2. The reciprocating pump assembly of claim 1, wherein the
crosshead endpiece of the connecting rod is secured to the
crosshead with a wrist pin that traverses a hole in the crosshead
endpiece corresponding to the wrist pin.
3. The reciprocating pump assembly of claim 1, wherein the
crosshead has a partially cylindrical concave surface, and the
crosshead endpiece has a partially cylindrical exterior surface
that slidably fits within the concave surface.
4. The reciprocating pump assembly of claim 1, wherein the body of
the connecting rod is formed of aluminum.
5. The reciprocating pump assembly of claim 1, wherein the
crosshead endpiece is secured to the body by bolts.
6. The reciprocating pump assembly of claim 1, wherein the
crankshaft endpiece is fabricated from the same material as the
body and is integrally formed with the body.
7. The reciprocating pump assembly of claim 1, wherein the
crankshaft endpiece of the connecting rod has a semicircular recess
integral to the body at an end opposite the crosshead endpiece, and
a retainer having a semicircular recess inserts around the
crankshaft and bolts to the crankshaft endpiece.

....

• WHAT NEEDS TO BE DONE
Answer these questions about the pump claims:
1. What material is the body of the connecting rod formed of?
2. What secures the crosshead endpiece to the body?
3. What shape of recess does the retainer have?

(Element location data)

....

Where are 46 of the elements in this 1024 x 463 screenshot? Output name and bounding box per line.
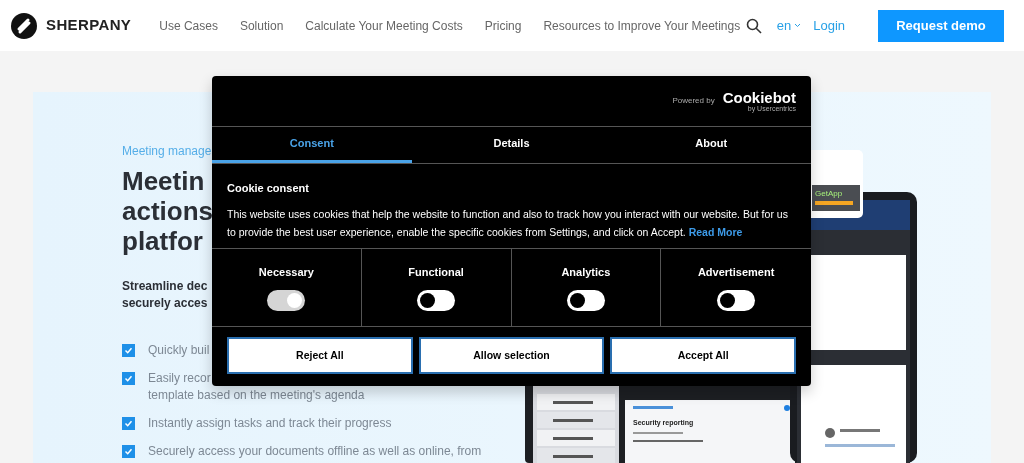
powered-by-text: Powered by xyxy=(672,95,715,107)
category-label: Functional xyxy=(408,265,464,281)
logo-icon xyxy=(10,11,38,40)
consent-text: This website uses cookies that help the website to function and also to track how you interact with our website. But for us to provide the best user experience, enable the specific cookies from Settings, and click on Accept. Read More xyxy=(227,206,789,240)
nav-link[interactable]: Resources to Improve Your Meetings xyxy=(543,16,741,35)
feature-text: Easily recor xyxy=(148,370,211,387)
read-more-link[interactable]: Read More xyxy=(688,225,743,238)
checkbox[interactable] xyxy=(122,344,135,357)
nav-link[interactable]: Pricing xyxy=(484,16,522,35)
checkbox[interactable] xyxy=(122,372,135,385)
dialog-tab[interactable]: About xyxy=(611,127,811,163)
category-label: Analytics xyxy=(561,265,611,281)
feature-text: Quickly buil xyxy=(148,342,210,359)
checkbox[interactable] xyxy=(122,445,135,458)
feature-text: template based on the meeting's agenda xyxy=(148,387,365,404)
dialog-tab[interactable]: Details xyxy=(411,127,612,163)
eyebrow-text: Meeting manage xyxy=(122,143,212,159)
hero-title-line: Meetin xyxy=(122,166,205,196)
feature-text: Instantly assign tasks and track their progress xyxy=(148,415,392,432)
dialog-button[interactable]: Accept All xyxy=(610,337,796,374)
checkmark-icon xyxy=(124,374,133,383)
hero-subtitle-line: Streamline dec xyxy=(122,278,208,295)
category-label: Advertisement xyxy=(697,265,775,281)
nav-link[interactable]: Use Cases xyxy=(159,16,218,35)
toggle-switch[interactable] xyxy=(417,289,456,311)
dialog-button[interactable]: Reject All xyxy=(227,337,413,374)
caret-icon xyxy=(794,23,802,28)
category-label: Necessary xyxy=(258,265,314,281)
search-icon[interactable] xyxy=(745,17,762,34)
toggle-switch[interactable] xyxy=(566,289,605,311)
nav-link[interactable]: Solution xyxy=(239,16,284,35)
checkmark-icon xyxy=(124,346,133,355)
dialog-button[interactable]: Allow selection xyxy=(418,337,605,374)
provider-logo-text[interactable]: Cookiebot xyxy=(722,90,796,105)
hero-title-line: platfor xyxy=(122,226,203,256)
checkmark-icon xyxy=(124,419,133,428)
feature-text: Securely access your documents offline as well as online, from xyxy=(148,443,482,460)
dialog-heading: Cookie consent xyxy=(227,181,310,196)
nav-link[interactable]: Calculate Your Meeting Costs xyxy=(305,16,463,35)
checkbox[interactable] xyxy=(122,417,135,430)
toggle-switch[interactable] xyxy=(717,289,756,311)
brand-name: SHERPANY xyxy=(46,15,132,36)
dialog-tab[interactable]: Consent xyxy=(212,127,412,163)
hero-title-line: actions xyxy=(122,196,214,226)
hero-subtitle-line: securely acces xyxy=(122,295,208,312)
checkmark-icon xyxy=(124,447,133,456)
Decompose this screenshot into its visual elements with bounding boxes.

....

• RESULT BELOW
1. Aluminum
2. Bolts
3. Semicircular